If you have any additional feedback, it would be much appreciated.

charlesgregory commented 5 years ago

I am the someone from @jblachly 's group. Using the dev binary you posted, I get a lot of error messages like below:

[E::hts_open_format] Failed to open file sample1.bam
[hts-nim] could open 'sample1.bam'
... (repeats for all samples)
[E::hts_open_format] Failed to open file sample20.bam
[hts-nim] could open 'sample20.bam'
must open index before querying

or sometimes this:

[E::hts_open_format] Failed to open file sample1.bam
[hts-nim] could open 'sample1.bam'
... (repeats for all samples)
[E::hts_open_format] Failed to open file sample20.bam
[hts-nim] could open 'sample20.bam'
SIGSEGV: Illegal storage access. (Attempt to read from nil?)

This happens when using too many threads with too many samples it seems. The maximum number of samples I can run with 40 threads without issue seems to be about 20.However the maximum number of samples I can run with 20 threads without issue seems to be about 50. We are trying to run a cohort of about 300 samples.

brentp commented 5 years ago

hi, thanks for following up.

is it possible your file system (presumably NFS or some other network system) limits the number of threads accessing a particular directory or file? Or that you have a low-ish limit (like 1024) on the number of open files?

I'll see if I can extract a more informative message from htslib and propagate that to somalier so you'll have more information.

A minor thing, but I just fixed the error message so that: [hts-nim] could open 'sample20.bam' will now read: [hts-nim] could not open 'sample20.bam'

brentp commented 5 years ago

one way you could get around this is to limit the sites file to the first ~1000 sites (instead of the full 20K) and then run with fewer threads. that will give you a good estimate of relatedness but not take nearly as long to run.

jblachly commented 5 years ago

It looks like your suspicion about limit on open files may be correct. @charlesgregory can provide more details. I am surprised to learn that every thread opens every file (Nopenfiles = t * Nbam) but this seems to be the problem.

Somalier is really useful for screening very large cohorts, but when running with 200-500 samples, I would really love to be able to use more than 2-4 threads (we can bump limits up on our own systems, but when running on shared clusters users may not have control over this).

LISTING:
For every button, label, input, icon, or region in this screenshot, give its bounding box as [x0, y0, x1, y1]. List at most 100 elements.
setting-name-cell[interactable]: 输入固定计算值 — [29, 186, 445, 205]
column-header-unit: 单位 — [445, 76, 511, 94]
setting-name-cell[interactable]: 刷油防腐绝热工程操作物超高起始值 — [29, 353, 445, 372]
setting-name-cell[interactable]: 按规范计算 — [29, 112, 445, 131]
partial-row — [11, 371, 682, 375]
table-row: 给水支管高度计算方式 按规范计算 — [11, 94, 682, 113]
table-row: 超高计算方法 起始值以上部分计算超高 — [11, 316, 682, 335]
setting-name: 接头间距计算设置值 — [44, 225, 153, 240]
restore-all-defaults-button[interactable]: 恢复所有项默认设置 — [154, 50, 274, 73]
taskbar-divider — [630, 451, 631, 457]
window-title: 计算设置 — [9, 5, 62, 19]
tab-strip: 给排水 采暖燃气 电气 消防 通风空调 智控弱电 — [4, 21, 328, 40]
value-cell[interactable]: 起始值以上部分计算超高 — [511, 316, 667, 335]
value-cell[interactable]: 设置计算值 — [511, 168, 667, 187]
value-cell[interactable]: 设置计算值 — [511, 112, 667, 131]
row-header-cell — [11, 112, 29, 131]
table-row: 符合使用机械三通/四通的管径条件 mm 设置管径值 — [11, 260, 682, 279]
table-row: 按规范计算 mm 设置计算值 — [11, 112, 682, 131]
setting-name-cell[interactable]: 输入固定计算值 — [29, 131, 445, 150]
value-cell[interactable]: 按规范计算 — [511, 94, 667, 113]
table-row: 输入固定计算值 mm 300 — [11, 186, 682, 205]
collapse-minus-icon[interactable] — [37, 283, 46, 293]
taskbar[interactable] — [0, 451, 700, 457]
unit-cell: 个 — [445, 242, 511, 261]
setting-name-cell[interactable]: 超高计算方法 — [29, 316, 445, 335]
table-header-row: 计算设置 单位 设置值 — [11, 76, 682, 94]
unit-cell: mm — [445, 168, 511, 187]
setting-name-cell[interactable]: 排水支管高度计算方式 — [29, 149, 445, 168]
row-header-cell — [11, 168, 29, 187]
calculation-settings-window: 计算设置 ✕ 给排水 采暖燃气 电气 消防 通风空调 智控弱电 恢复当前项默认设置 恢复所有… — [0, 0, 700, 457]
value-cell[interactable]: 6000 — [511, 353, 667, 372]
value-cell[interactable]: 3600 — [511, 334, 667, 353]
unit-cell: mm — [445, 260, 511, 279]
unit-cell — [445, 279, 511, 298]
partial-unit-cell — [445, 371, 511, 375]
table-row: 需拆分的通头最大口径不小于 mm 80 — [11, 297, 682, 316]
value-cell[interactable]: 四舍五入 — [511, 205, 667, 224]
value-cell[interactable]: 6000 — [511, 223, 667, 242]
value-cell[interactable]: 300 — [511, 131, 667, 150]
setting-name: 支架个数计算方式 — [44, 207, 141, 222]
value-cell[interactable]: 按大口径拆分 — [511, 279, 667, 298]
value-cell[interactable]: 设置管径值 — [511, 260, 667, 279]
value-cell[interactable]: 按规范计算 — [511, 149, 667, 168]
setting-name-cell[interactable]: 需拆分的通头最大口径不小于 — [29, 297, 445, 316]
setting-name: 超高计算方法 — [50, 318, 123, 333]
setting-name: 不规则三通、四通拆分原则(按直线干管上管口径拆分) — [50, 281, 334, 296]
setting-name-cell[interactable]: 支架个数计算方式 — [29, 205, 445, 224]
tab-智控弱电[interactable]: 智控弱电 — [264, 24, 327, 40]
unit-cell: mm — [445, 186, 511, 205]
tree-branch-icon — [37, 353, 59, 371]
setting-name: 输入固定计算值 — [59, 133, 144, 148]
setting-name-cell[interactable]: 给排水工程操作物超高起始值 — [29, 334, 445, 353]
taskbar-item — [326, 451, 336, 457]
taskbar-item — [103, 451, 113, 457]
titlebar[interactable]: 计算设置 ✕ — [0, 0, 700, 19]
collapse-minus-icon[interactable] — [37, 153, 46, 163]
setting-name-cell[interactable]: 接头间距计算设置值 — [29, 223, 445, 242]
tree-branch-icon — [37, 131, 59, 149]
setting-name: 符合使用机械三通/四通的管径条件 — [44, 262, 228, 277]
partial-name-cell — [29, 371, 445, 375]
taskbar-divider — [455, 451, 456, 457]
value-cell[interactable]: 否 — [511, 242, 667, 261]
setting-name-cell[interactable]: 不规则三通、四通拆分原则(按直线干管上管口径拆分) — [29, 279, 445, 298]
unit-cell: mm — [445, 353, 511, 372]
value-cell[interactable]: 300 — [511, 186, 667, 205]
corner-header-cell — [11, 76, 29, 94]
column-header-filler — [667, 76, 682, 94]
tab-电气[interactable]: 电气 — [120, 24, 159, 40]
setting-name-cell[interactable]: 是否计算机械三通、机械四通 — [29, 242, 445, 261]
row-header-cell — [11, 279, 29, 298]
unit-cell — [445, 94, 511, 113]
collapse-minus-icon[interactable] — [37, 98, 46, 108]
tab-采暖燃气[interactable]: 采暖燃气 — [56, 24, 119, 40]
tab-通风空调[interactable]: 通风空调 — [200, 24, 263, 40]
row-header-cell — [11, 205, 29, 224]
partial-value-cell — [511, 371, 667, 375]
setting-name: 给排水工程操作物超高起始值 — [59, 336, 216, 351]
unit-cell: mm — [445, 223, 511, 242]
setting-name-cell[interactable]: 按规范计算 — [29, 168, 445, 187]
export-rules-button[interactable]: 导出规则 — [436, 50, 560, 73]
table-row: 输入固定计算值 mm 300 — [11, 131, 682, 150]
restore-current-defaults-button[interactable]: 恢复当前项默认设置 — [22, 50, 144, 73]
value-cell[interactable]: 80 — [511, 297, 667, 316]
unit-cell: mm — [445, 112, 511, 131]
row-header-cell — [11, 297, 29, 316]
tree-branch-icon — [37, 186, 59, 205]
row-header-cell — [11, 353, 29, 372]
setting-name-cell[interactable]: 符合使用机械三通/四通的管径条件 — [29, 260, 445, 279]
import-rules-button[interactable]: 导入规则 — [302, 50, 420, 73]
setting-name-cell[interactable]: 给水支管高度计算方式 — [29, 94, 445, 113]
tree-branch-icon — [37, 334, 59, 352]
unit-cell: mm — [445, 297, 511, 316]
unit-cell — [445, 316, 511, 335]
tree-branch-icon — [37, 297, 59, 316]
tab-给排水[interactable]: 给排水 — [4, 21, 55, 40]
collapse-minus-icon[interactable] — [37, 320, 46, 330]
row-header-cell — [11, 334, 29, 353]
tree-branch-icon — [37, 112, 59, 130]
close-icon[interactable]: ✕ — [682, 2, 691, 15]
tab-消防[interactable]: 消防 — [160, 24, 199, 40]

EXERCISE REQUIREMENTS:
a - In the thread about somalier failing to open files, about how many samples are in the cohort the group is trying to run?
b - Extend the thread about somalier failing to open files, starting after its last sentence.
The listing has no connection to the thread about somalier.

ANSWERS BELOW:
a - About 300 samples.

b -
We agree that the lower-triangular matrix plot was not helpful, whereas the point cloud is very helpful.

brentp commented 5 years ago

I may be able to change the parallelization to get around the requirement of threads * files and still have reasonable performance, but most systems now allow hundreds of thousands of open files, and often millions. I think your best bet is to use a smaller sites file so your job can finish in a reasonable time. I'll see about (getting and) improving the error message for the problem you are encountering.

brentp commented 5 years ago

I had quite a long look at this today and implemented an alternative parallelization (by sample). That would avoid problems you are having but it comes at a cost when there are few samples. Because of this, and the code complexity that would be required to parallelize over both samples and sites, I am going to leave it as it is. I hope this will not be a problem on most systems.

I'm still looking into how to get the error message.

brentp commented 5 years ago

well, actually, I parallelized by sample and it's fast (and simple) enough that I'll probably make that the default in the next release.

brentp commented 5 years ago

Hi, I am attaching a binary that gets around the problem you encountered and has better parallelization, in case you'd like to try it out before the next release.

somalier.gz

brentp commented 5 years ago

I have published a release that resolves this. Thanks again for reporting.